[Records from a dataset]

----

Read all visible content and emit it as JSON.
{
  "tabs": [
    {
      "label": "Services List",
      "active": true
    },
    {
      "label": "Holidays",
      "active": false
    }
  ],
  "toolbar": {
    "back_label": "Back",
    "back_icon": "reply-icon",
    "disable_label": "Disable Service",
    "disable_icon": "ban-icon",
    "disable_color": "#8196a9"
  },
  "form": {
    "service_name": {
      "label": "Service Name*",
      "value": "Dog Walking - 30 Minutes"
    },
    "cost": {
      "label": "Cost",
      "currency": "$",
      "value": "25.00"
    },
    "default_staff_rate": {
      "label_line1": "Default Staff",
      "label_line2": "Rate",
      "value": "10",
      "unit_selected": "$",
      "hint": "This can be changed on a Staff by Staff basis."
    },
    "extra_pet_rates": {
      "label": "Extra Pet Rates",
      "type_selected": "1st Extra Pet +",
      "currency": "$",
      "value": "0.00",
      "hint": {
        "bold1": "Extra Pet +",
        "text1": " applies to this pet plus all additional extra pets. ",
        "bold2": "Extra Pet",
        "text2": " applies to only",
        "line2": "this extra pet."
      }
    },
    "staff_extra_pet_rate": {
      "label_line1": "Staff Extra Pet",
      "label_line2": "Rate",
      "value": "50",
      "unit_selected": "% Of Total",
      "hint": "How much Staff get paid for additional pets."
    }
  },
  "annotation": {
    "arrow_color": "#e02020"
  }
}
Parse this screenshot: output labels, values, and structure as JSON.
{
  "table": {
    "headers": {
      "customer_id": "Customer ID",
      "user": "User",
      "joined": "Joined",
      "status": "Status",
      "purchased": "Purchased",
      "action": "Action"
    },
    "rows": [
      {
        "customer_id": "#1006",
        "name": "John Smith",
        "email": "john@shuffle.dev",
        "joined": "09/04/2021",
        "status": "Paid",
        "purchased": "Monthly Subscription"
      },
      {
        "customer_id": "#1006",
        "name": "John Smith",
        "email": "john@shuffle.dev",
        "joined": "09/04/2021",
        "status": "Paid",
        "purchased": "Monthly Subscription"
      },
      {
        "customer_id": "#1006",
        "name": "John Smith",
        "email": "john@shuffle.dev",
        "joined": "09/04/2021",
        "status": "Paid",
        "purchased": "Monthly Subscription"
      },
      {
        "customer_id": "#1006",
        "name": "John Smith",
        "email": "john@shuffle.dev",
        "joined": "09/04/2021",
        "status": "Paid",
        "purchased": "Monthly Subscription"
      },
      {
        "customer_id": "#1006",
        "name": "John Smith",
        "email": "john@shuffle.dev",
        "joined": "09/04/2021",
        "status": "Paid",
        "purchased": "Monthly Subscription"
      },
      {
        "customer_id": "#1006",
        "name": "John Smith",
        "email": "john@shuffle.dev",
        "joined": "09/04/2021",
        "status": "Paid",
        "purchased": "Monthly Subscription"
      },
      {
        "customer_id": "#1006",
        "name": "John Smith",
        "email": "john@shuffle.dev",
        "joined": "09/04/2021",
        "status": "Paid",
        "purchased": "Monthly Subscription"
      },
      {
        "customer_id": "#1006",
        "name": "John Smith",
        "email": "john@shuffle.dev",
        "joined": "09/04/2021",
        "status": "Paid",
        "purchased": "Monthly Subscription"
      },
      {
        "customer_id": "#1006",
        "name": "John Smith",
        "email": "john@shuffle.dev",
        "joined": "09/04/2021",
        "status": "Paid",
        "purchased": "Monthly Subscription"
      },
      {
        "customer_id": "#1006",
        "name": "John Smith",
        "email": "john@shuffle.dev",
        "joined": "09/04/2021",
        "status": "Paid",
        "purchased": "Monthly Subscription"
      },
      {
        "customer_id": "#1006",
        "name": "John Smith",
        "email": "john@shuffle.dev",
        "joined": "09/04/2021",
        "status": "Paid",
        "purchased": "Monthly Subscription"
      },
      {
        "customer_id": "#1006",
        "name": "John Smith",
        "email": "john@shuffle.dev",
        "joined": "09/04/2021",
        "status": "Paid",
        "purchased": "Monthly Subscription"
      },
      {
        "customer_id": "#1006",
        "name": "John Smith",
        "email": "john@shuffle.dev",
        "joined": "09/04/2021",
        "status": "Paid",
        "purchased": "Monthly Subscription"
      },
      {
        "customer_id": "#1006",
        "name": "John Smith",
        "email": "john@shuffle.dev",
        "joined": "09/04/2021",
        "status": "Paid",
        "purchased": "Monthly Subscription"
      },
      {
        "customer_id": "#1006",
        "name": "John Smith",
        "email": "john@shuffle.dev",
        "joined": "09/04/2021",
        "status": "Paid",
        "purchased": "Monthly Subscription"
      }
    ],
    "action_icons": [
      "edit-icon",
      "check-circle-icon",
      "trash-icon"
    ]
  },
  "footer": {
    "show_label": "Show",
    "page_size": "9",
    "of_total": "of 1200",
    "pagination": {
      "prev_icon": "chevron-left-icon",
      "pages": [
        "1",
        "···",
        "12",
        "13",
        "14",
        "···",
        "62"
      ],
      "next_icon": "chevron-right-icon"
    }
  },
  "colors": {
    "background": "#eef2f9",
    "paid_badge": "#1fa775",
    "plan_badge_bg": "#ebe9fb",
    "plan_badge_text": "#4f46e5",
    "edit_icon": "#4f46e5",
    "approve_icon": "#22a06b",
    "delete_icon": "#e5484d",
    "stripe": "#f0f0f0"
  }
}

----

◆ **What you should do**
Reproduce every entry shown above, precisely as it stands.

◆ **The result**
Read all visible content and emit it as JSON.
{
  "tabs": [
    {
      "label": "Services List",
      "active": true
    },
    {
      "label": "Holidays",
      "active": false
    }
  ],
  "toolbar": {
    "back_label": "Back",
    "back_icon": "reply-icon",
    "disable_label": "Disable Service",
    "disable_icon": "ban-icon",
    "disable_color": "#8196a9"
  },
  "form": {
    "service_name": {
      "label": "Service Name*",
      "value": "Dog Walking - 30 Minutes"
    },
    "cost": {
      "label": "Cost",
      "currency": "$",
      "value": "25.00"
    },
    "default_staff_rate": {
      "label_line1": "Default Staff",
      "label_line2": "Rate",
      "value": "10",
      "unit_selected": "$",
      "hint": "This can be changed on a Staff by Staff basis."
    },
    "extra_pet_rates": {
      "label": "Extra Pet Rates",
      "type_selected": "1st Extra Pet +",
      "currency": "$",
      "value": "0.00",
      "hint": {
        "bold1": "Extra Pet +",
        "text1": " applies to this pet plus all additional extra pets. ",
        "bold2": "Extra Pet",
        "text2": " applies to only",
        "line2": "this extra pet."
      }
    },
    "staff_extra_pet_rate": {
      "label_line1": "Staff Extra Pet",
      "label_line2": "Rate",
      "value": "50",
      "unit_selected": "% Of Total",
      "hint": "How much Staff get paid for additional pets."
    }
  },
  "annotation": {
    "arrow_color": "#e02020"
  }
}
Parse this screenshot: output labels, values, and structure as JSON.
{
  "table": {
    "headers": {
      "customer_id": "Customer ID",
      "user": "User",
      "joined": "Joined",
      "status": "Status",
      "purchased": "Purchased",
      "action": "Action"
    },
    "rows": [
      {
        "customer_id": "#1006",
        "name": "John Smith",
        "email": "john@shuffle.dev",
        "joined": "09/04/2021",
        "status": "Paid",
        "purchased": "Monthly Subscription"
      },
      {
        "customer_id": "#1006",
        "name": "John Smith",
        "email": "john@shuffle.dev",
        "joined": "09/04/2021",
        "status": "Paid",
        "purchased": "Monthly Subscription"
      },
      {
        "customer_id": "#1006",
        "name": "John Smith",
        "email": "john@shuffle.dev",
        "joined": "09/04/2021",
        "status": "Paid",
        "purchased": "Monthly Subscription"
      },
      {
        "customer_id": "#1006",
        "name": "John Smith",
        "email": "john@shuffle.dev",
        "joined": "09/04/2021",
        "status": "Paid",
        "purchased": "Monthly Subscription"
      },
      {
        "customer_id": "#1006",
        "name": "John Smith",
        "email": "john@shuffle.dev",
        "joined": "09/04/2021",
        "status": "Paid",
        "purchased": "Monthly Subscription"
      },
      {
        "customer_id": "#1006",
        "name": "John Smith",
        "email": "john@shuffle.dev",
        "joined": "09/04/2021",
        "status": "Paid",
        "purchased": "Monthly Subscription"
      },
      {
        "customer_id": "#1006",
        "name": "John Smith",
        "email": "john@shuffle.dev",
        "joined": "09/04/2021",
        "status": "Paid",
        "purchased": "Monthly Subscription"
      },
      {
        "customer_id": "#1006",
        "name": "John Smith",
        "email": "john@shuffle.dev",
        "joined": "09/04/2021",
        "status": "Paid",
        "purchased": "Monthly Subscription"
      },
      {
        "customer_id": "#1006",
        "name": "John Smith",
        "email": "john@shuffle.dev",
        "joined": "09/04/2021",
        "status": "Paid",
        "purchased": "Monthly Subscription"
      },
      {
        "customer_id": "#1006",
        "name": "John Smith",
        "email": "john@shuffle.dev",
        "joined": "09/04/2021",
        "status": "Paid",
        "purchased": "Monthly Subscription"
      },
      {
        "customer_id": "#1006",
        "name": "John Smith",
        "email": "john@shuffle.dev",
        "joined": "09/04/2021",
        "status": "Paid",
        "purchased": "Monthly Subscription"
      },
      {
        "customer_id": "#1006",
        "name": "John Smith",
        "email": "john@shuffle.dev",
        "joined": "09/04/2021",
        "status": "Paid",
        "purchased": "Monthly Subscription"
      },
      {
        "customer_id": "#1006",
        "name": "John Smith",
        "email": "john@shuffle.dev",
        "joined": "09/04/2021",
        "status": "Paid",
        "purchased": "Monthly Subscription"
      },
      {
        "customer_id": "#1006",
        "name": "John Smith",
        "email": "john@shuffle.dev",
        "joined": "09/04/2021",
        "status": "Paid",
        "purchased": "Monthly Subscription"
      },
      {
        "customer_id": "#1006",
        "name": "John Smith",
        "email": "john@shuffle.dev",
        "joined": "09/04/2021",
        "status": "Paid",
        "purchased": "Monthly Subscription"
      }
    ],
    "action_icons": [
      "edit-icon",
      "check-circle-icon",
      "trash-icon"
    ]
  },
  "footer": {
    "show_label": "Show",
    "page_size": "9",
    "of_total": "of 1200",
    "pagination": {
      "prev_icon": "chevron-left-icon",
      "pages": [
        "1",
        "···",
        "12",
        "13",
        "14",
        "···",
        "62"
      ],
      "next_icon": "chevron-right-icon"
    }
  },
  "colors": {
    "background": "#eef2f9",
    "paid_badge": "#1fa775",
    "plan_badge_bg": "#ebe9fb",
    "plan_badge_text": "#4f46e5",
    "edit_icon": "#4f46e5",
    "approve_icon": "#22a06b",
    "delete_icon": "#e5484d",
    "stripe": "#f0f0f0"
  }
}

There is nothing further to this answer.